— WHAT YOU HAVE TO DO —
You are to retype all of the data exactly as it appears.

— DATA ROWS —
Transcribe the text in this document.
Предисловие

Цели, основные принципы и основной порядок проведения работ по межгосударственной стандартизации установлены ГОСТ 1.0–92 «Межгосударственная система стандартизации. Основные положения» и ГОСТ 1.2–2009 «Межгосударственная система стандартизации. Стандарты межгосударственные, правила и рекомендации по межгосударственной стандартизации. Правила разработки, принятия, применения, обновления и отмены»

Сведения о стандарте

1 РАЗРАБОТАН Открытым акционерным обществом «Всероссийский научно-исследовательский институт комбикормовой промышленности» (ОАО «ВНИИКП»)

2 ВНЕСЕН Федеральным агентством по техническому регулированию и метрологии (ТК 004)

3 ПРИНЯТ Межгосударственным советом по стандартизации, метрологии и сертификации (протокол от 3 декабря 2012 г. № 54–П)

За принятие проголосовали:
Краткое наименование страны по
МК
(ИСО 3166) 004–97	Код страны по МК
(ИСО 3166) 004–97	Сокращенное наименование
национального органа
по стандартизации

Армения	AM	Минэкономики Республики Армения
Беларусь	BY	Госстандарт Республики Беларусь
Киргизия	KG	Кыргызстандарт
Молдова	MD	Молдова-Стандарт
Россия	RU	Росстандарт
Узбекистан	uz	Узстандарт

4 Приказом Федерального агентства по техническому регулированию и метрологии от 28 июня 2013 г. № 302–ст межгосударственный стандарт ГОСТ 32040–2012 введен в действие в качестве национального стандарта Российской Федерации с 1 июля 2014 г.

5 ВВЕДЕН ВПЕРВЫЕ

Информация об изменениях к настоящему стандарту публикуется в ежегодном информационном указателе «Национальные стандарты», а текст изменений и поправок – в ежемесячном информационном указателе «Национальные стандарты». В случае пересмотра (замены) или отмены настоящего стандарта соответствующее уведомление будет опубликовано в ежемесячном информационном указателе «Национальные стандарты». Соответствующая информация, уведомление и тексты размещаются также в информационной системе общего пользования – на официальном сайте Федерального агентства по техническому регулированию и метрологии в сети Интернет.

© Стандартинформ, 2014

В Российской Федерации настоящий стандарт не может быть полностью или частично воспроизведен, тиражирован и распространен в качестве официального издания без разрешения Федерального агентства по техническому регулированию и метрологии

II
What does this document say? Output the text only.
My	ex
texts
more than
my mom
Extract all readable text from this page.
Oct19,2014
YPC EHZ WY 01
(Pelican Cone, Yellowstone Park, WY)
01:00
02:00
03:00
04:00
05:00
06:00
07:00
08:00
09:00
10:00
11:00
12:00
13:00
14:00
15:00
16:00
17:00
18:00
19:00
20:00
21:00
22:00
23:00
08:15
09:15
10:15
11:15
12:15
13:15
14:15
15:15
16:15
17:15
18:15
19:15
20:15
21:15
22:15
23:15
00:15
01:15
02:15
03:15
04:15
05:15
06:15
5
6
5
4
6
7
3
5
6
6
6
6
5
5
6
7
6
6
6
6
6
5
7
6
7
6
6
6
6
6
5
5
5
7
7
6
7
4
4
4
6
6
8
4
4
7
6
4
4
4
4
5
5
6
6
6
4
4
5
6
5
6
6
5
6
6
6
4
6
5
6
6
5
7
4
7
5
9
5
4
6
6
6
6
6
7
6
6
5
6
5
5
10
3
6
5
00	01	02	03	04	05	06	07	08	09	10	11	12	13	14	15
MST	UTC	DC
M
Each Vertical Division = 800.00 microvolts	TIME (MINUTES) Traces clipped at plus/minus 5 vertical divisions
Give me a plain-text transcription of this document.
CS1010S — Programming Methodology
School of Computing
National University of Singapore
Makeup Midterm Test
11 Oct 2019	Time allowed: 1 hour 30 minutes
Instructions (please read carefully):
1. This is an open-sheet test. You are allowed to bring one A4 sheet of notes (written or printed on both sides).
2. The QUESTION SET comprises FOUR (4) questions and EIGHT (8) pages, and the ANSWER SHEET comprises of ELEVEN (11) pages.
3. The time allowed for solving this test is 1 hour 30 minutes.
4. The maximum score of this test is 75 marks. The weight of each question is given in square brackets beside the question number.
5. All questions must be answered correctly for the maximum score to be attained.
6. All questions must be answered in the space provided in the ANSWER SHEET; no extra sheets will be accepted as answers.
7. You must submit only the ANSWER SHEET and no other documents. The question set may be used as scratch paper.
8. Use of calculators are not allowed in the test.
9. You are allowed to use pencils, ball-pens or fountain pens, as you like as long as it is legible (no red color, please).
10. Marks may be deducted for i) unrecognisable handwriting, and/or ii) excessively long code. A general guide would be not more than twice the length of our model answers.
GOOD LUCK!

— SOLUTION FOR THIS PROBLEM —
Transcribe the text in this document.
Предисловие

Цели, основные принципы и основной порядок проведения работ по межгосударственной стандартизации установлены ГОСТ 1.0–92 «Межгосударственная система стандартизации. Основные положения» и ГОСТ 1.2–2009 «Межгосударственная система стандартизации. Стандарты межгосударственные, правила и рекомендации по межгосударственной стандартизации. Правила разработки, принятия, применения, обновления и отмены»

Сведения о стандарте

1 РАЗРАБОТАН Открытым акционерным обществом «Всероссийский научно-исследовательский институт комбикормовой промышленности» (ОАО «ВНИИКП»)

2 ВНЕСЕН Федеральным агентством по техническому регулированию и метрологии (ТК 004)

3 ПРИНЯТ Межгосударственным советом по стандартизации, метрологии и сертификации (протокол от 3 декабря 2012 г. № 54–П)

За принятие проголосовали:
Краткое наименование страны по
МК
(ИСО 3166) 004–97	Код страны по МК
(ИСО 3166) 004–97	Сокращенное наименование
национального органа
по стандартизации

Армения	AM	Минэкономики Республики Армения
Беларусь	BY	Госстандарт Республики Беларусь
Киргизия	KG	Кыргызстандарт
Молдова	MD	Молдова-Стандарт
Россия	RU	Росстандарт
Узбекистан	uz	Узстандарт

4 Приказом Федерального агентства по техническому регулированию и метрологии от 28 июня 2013 г. № 302–ст межгосударственный стандарт ГОСТ 32040–2012 введен в действие в качестве национального стандарта Российской Федерации с 1 июля 2014 г.

5 ВВЕДЕН ВПЕРВЫЕ

Информация об изменениях к настоящему стандарту публикуется в ежегодном информационном указателе «Национальные стандарты», а текст изменений и поправок – в ежемесячном информационном указателе «Национальные стандарты». В случае пересмотра (замены) или отмены настоящего стандарта соответствующее уведомление будет опубликовано в ежемесячном информационном указателе «Национальные стандарты». Соответствующая информация, уведомление и тексты размещаются также в информационной системе общего пользования – на официальном сайте Федерального агентства по техническому регулированию и метрологии в сети Интернет.

© Стандартинформ, 2014

В Российской Федерации настоящий стандарт не может быть полностью или частично воспроизведен, тиражирован и распространен в качестве официального издания без разрешения Федерального агентства по техническому регулированию и метрологии

II
What does this document say? Output the text only.
My	ex
texts
more than
my mom
Extract all readable text from this page.
Oct19,2014
YPC EHZ WY 01
(Pelican Cone, Yellowstone Park, WY)
01:00
02:00
03:00
04:00
05:00
06:00
07:00
08:00
09:00
10:00
11:00
12:00
13:00
14:00
15:00
16:00
17:00
18:00
19:00
20:00
21:00
22:00
23:00
08:15
09:15
10:15
11:15
12:15
13:15
14:15
15:15
16:15
17:15
18:15
19:15
20:15
21:15
22:15
23:15
00:15
01:15
02:15
03:15
04:15
05:15
06:15
5
6
5
4
6
7
3
5
6
6
6
6
5
5
6
7
6
6
6
6
6
5
7
6
7
6
6
6
6
6
5
5
5
7
7
6
7
4
4
4
6
6
8
4
4
7
6
4
4
4
4
5
5
6
6
6
4
4
5
6
5
6
6
5
6
6
6
4
6
5
6
6
5
7
4
7
5
9
5
4
6
6
6
6
6
7
6
6
5
6
5
5
10
3
6
5
00	01	02	03	04	05	06	07	08	09	10	11	12	13	14	15
MST	UTC	DC
M
Each Vertical Division = 800.00 microvolts	TIME (MINUTES) Traces clipped at plus/minus 5 vertical divisions
Give me a plain-text transcription of this document.
CS1010S — Programming Methodology
School of Computing
National University of Singapore
Makeup Midterm Test
11 Oct 2019	Time allowed: 1 hour 30 minutes
Instructions (please read carefully):
1. This is an open-sheet test. You are allowed to bring one A4 sheet of notes (written or printed on both sides).
2. The QUESTION SET comprises FOUR (4) questions and EIGHT (8) pages, and the ANSWER SHEET comprises of ELEVEN (11) pages.
3. The time allowed for solving this test is 1 hour 30 minutes.
4. The maximum score of this test is 75 marks. The weight of each question is given in square brackets beside the question number.
5. All questions must be answered correctly for the maximum score to be attained.
6. All questions must be answered in the space provided in the ANSWER SHEET; no extra sheets will be accepted as answers.
7. You must submit only the ANSWER SHEET and no other documents. The question set may be used as scratch paper.
8. Use of calculators are not allowed in the test.
9. You are allowed to use pencils, ball-pens or fountain pens, as you like as long as it is legible (no red color, please).
10. Marks may be deducted for i) unrecognisable handwriting, and/or ii) excessively long code. A general guide would be not more than twice the length of our model answers.
GOOD LUCK!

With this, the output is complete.